**What needs to be done:** Look through the data below. Collect every line where the word "bluetooth" occurs.
★ ★ ★
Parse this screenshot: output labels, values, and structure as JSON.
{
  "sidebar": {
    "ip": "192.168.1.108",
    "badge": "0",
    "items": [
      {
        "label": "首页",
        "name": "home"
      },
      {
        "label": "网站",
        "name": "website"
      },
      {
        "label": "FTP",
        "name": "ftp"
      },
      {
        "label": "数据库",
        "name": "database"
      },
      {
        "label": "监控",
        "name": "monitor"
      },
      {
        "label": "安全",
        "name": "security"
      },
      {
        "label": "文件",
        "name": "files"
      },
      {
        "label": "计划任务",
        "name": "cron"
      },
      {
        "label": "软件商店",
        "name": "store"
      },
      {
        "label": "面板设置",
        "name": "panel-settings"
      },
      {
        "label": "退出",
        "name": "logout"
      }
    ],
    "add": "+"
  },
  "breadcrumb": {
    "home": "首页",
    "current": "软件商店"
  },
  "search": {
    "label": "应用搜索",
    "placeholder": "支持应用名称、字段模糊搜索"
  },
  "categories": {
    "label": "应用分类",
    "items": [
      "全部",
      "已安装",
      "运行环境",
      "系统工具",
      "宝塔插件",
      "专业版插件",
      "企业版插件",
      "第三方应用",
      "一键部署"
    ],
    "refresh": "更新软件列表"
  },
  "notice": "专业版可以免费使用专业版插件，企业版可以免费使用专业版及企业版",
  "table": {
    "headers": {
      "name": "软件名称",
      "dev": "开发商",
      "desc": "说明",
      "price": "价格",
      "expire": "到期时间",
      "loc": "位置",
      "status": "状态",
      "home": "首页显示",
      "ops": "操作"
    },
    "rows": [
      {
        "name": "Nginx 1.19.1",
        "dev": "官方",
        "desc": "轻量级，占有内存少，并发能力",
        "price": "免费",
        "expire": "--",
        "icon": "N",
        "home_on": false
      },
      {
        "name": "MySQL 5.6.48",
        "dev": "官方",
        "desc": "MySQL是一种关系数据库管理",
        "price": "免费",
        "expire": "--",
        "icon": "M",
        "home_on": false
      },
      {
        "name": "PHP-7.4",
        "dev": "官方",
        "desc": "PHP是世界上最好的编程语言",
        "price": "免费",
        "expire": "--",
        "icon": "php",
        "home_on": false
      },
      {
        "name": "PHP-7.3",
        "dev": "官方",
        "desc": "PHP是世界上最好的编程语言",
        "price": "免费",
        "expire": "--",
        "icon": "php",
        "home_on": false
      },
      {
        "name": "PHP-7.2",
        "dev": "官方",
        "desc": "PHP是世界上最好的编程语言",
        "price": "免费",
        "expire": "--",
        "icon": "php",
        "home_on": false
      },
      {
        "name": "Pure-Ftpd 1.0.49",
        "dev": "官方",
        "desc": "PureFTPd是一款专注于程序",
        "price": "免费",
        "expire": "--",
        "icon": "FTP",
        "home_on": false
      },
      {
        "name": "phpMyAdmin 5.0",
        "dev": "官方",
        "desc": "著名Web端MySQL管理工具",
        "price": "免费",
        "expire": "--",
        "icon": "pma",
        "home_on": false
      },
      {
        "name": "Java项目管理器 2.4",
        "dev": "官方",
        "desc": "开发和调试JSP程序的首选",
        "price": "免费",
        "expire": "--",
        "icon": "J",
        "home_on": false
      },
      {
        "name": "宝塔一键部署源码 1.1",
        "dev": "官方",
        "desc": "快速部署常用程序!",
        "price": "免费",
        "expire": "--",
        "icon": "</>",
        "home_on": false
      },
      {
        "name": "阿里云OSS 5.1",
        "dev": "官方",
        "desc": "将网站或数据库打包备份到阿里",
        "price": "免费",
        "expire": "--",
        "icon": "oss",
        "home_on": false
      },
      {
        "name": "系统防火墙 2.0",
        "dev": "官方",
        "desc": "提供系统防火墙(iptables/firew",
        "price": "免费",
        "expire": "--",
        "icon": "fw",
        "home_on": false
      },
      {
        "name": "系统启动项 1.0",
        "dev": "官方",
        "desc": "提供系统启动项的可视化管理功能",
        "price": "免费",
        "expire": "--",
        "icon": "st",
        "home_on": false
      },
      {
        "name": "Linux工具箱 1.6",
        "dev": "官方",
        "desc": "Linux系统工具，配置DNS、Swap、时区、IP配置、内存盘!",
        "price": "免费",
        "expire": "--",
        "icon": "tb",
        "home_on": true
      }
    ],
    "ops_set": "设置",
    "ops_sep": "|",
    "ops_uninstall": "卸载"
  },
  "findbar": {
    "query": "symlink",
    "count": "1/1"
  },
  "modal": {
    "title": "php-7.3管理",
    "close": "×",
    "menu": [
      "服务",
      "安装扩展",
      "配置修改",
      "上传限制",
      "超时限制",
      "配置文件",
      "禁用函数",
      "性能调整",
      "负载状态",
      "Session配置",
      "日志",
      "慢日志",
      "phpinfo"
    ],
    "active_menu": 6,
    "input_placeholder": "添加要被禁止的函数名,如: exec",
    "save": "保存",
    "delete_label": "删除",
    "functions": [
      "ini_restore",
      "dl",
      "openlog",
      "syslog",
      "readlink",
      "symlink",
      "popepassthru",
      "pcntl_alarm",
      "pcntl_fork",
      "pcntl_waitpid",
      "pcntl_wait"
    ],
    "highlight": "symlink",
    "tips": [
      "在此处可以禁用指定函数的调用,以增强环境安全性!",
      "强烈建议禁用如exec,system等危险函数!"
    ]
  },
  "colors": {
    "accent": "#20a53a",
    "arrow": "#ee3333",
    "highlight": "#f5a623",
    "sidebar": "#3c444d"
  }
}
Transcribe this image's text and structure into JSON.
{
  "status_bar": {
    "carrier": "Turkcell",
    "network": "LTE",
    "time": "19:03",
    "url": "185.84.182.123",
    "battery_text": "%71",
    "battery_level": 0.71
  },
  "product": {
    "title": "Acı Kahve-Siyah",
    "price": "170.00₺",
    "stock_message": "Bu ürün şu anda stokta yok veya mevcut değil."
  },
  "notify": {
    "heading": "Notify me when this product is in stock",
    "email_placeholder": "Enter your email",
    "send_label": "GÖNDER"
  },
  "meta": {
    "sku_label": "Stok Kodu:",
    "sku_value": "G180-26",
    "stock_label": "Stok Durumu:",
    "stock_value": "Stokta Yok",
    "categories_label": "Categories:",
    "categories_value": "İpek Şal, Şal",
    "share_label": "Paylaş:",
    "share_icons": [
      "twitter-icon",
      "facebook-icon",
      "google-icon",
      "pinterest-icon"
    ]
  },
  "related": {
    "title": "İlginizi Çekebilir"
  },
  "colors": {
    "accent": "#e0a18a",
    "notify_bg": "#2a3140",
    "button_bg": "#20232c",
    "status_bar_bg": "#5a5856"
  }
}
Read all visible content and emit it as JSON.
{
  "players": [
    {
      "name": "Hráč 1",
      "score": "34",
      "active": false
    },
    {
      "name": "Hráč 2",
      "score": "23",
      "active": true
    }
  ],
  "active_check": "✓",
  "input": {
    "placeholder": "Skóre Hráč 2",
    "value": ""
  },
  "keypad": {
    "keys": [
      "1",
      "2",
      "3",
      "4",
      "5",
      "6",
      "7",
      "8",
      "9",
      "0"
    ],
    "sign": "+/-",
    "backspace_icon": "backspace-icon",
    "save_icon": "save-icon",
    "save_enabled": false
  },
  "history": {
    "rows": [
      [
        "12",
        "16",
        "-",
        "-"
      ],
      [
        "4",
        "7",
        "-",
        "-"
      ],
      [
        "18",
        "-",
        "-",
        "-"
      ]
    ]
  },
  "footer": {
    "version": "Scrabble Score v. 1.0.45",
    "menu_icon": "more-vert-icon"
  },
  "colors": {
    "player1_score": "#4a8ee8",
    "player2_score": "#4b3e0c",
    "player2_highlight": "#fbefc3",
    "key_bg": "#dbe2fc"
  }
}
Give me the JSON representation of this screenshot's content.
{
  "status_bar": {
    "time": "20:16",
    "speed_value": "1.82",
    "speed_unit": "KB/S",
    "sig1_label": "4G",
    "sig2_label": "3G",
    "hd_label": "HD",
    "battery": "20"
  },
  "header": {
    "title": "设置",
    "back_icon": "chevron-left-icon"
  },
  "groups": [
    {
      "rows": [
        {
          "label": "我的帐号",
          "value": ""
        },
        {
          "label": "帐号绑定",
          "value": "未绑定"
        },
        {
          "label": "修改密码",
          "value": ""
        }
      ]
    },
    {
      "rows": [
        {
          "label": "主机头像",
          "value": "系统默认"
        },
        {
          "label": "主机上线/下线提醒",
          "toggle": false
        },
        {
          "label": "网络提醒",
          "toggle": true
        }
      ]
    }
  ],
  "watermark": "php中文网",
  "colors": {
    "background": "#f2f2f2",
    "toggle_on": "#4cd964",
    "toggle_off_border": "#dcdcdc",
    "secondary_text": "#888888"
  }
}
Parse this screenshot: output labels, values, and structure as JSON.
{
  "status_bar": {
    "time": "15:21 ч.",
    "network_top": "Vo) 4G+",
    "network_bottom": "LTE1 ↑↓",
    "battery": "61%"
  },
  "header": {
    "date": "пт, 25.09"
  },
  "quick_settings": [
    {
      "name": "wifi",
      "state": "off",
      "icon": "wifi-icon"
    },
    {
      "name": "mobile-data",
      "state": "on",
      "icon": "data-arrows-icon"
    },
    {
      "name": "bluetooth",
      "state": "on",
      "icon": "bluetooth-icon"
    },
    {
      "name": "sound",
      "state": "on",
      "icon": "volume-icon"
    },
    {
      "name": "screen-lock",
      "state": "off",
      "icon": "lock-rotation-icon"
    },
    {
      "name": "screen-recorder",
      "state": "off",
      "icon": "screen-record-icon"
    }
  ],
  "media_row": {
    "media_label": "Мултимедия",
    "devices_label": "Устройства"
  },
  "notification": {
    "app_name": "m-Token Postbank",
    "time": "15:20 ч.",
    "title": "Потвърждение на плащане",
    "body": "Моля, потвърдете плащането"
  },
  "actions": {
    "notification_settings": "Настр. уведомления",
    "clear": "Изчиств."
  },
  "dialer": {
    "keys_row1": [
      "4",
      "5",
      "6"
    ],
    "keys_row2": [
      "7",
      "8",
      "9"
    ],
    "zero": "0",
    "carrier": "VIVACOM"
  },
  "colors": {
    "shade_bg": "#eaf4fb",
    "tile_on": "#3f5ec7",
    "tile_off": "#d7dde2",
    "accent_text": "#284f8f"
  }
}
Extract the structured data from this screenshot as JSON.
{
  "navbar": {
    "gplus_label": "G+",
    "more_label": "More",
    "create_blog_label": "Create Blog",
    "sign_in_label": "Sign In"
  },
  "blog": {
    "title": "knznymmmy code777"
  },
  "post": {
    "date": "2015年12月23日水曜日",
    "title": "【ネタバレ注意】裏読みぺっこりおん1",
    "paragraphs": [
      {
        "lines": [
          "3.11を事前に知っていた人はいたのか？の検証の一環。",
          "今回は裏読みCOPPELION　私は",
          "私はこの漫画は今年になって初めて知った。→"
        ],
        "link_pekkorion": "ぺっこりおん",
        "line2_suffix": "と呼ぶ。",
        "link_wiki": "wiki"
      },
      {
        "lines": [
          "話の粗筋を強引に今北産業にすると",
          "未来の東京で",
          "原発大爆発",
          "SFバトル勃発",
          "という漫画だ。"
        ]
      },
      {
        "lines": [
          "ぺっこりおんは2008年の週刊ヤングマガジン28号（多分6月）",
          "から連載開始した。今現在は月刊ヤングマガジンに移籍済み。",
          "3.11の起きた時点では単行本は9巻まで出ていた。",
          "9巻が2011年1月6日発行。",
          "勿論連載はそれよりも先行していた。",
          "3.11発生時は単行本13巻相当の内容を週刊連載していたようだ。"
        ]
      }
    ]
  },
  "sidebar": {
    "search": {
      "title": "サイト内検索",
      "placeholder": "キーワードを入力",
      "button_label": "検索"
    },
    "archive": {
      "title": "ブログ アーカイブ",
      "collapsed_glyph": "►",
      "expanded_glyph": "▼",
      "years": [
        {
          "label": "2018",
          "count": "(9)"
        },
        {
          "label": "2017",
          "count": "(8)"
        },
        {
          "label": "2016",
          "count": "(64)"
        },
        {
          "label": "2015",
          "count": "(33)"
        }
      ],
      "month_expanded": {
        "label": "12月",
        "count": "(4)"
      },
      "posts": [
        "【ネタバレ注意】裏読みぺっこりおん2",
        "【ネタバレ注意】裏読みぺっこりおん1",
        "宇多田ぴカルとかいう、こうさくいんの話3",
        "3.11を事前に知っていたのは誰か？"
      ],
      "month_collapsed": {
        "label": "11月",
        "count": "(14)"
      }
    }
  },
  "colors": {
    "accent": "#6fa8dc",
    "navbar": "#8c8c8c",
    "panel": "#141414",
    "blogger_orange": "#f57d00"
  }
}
★ ★ ★
**Response to the task:**
      "name": "bluetooth",
      "icon": "bluetooth-icon"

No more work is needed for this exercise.